Scan the data beneath this task and copy each line that includes "utensils".

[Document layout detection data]
━━━━━━━━━━━━━━━━━━━━━━━━━━━━━━

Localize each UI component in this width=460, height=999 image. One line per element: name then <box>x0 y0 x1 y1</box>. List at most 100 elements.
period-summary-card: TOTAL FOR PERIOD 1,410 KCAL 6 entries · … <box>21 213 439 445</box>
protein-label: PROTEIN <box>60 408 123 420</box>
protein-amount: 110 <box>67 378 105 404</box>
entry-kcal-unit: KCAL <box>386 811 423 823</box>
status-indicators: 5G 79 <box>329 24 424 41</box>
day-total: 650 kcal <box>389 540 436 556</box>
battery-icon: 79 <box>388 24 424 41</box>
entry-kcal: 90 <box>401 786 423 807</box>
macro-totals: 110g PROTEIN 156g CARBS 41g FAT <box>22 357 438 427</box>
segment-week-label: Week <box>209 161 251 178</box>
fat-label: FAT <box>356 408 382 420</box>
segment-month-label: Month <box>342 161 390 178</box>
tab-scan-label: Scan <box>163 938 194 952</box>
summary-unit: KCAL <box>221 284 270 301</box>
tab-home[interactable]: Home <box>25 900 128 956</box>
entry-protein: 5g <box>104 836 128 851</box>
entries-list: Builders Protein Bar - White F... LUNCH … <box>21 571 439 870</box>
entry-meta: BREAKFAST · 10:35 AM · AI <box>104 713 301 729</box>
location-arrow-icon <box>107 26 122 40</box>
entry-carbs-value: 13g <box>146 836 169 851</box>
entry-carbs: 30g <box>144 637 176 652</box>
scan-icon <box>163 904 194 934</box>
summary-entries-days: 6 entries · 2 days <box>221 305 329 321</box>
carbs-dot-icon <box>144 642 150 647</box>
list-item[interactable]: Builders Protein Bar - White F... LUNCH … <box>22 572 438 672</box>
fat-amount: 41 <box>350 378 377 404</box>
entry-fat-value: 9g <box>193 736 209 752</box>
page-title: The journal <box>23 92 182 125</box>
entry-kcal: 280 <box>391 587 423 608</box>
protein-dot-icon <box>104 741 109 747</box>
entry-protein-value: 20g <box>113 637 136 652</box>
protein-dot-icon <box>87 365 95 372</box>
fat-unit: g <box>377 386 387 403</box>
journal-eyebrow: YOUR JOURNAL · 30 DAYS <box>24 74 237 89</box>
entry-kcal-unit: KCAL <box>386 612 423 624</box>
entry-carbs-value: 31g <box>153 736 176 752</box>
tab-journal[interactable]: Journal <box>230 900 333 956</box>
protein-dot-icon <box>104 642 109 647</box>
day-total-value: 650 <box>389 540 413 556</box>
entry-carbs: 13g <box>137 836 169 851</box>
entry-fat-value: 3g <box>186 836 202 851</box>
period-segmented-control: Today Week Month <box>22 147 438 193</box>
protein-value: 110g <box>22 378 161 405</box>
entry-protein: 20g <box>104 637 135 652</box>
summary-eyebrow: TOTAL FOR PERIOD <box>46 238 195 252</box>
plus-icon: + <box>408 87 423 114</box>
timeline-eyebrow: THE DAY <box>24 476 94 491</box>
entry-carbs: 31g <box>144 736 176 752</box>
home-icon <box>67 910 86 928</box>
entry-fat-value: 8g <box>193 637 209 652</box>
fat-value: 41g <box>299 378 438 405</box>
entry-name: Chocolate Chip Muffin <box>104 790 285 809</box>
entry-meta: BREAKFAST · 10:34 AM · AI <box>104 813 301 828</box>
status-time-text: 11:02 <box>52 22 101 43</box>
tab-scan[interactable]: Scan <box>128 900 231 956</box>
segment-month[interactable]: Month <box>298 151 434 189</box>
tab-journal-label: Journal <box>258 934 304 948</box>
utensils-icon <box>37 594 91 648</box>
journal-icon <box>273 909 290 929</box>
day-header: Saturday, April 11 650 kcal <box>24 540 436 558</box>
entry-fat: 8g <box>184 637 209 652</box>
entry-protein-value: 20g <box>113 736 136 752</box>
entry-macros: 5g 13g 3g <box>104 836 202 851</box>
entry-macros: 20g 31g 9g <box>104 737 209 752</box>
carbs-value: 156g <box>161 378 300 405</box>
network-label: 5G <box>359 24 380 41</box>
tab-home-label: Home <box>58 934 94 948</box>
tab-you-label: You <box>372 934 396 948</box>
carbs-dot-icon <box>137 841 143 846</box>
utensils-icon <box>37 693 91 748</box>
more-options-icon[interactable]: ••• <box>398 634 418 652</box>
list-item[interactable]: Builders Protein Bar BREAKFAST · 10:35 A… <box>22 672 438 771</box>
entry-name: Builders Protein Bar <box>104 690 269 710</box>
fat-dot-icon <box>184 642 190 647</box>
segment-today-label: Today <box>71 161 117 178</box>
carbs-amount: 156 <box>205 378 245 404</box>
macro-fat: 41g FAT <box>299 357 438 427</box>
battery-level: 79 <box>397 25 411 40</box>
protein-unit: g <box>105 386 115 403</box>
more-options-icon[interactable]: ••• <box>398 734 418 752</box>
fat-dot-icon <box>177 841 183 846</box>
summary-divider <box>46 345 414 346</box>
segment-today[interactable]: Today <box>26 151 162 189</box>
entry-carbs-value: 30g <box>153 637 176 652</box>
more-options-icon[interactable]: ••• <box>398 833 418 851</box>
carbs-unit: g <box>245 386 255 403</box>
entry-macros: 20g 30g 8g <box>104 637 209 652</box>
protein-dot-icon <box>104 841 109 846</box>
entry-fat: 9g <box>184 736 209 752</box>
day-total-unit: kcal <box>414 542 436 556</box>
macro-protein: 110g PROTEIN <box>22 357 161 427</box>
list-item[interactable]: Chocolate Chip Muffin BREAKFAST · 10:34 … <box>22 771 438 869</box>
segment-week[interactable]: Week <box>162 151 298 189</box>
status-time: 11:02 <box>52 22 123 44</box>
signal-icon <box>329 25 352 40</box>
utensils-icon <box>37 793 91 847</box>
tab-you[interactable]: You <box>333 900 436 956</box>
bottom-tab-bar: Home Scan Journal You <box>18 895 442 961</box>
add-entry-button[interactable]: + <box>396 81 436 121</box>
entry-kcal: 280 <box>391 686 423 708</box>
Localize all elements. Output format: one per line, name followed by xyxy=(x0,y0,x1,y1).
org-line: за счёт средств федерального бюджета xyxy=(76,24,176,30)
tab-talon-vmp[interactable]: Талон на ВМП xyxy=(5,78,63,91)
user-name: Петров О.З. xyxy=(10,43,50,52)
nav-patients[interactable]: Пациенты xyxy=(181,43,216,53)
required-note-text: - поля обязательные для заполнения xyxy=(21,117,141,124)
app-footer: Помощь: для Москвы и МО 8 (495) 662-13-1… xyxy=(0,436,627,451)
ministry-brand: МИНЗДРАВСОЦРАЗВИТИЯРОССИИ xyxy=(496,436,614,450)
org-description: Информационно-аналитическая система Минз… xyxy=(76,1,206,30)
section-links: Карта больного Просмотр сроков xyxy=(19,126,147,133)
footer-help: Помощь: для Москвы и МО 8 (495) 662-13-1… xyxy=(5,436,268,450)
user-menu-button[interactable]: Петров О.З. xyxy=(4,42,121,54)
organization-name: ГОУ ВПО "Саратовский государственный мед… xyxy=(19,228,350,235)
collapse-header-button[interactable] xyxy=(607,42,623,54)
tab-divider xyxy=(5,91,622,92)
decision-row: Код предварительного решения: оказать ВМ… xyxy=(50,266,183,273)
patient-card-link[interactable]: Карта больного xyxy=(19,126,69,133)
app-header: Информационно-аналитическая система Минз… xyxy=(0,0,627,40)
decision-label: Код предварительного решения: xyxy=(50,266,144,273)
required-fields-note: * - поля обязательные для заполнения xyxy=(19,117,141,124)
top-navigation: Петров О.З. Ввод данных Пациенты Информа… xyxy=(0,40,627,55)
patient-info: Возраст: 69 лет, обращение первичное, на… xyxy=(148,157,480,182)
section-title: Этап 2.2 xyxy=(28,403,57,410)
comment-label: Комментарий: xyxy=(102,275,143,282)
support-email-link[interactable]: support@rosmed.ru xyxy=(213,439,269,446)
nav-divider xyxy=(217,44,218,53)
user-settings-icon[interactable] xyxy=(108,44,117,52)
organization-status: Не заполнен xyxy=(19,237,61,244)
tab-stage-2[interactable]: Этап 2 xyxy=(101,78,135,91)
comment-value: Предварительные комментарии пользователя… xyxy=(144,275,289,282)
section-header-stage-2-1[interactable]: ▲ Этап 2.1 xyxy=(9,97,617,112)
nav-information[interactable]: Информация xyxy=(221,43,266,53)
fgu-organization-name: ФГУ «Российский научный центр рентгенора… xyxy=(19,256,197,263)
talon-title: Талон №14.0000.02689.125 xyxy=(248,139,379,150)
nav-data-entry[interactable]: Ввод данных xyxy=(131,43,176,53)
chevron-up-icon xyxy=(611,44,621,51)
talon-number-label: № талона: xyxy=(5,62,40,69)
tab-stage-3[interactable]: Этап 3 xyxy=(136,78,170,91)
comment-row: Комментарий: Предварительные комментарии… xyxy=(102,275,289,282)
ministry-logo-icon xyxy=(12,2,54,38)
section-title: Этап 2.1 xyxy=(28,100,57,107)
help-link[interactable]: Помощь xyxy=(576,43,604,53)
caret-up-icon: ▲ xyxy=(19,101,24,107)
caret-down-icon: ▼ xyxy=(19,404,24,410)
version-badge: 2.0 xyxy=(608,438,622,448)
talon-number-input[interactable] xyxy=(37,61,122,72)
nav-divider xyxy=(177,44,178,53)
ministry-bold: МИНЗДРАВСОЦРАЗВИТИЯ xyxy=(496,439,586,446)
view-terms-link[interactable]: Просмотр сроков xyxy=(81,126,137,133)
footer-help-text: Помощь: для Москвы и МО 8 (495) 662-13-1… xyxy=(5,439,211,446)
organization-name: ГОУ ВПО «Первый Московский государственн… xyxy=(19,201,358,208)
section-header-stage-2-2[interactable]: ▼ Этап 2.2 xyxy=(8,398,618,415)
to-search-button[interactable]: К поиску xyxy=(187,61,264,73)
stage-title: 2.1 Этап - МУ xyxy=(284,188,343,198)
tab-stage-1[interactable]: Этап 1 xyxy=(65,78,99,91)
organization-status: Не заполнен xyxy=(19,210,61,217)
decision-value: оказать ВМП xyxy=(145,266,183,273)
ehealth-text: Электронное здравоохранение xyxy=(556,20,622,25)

━━━━━━━━━━━━━━━━━━━━━━━━━━━━━━

_Answer below_
utensils-icon <box>37 594 91 648</box>
utensils-icon <box>37 693 91 748</box>
utensils-icon <box>37 793 91 847</box>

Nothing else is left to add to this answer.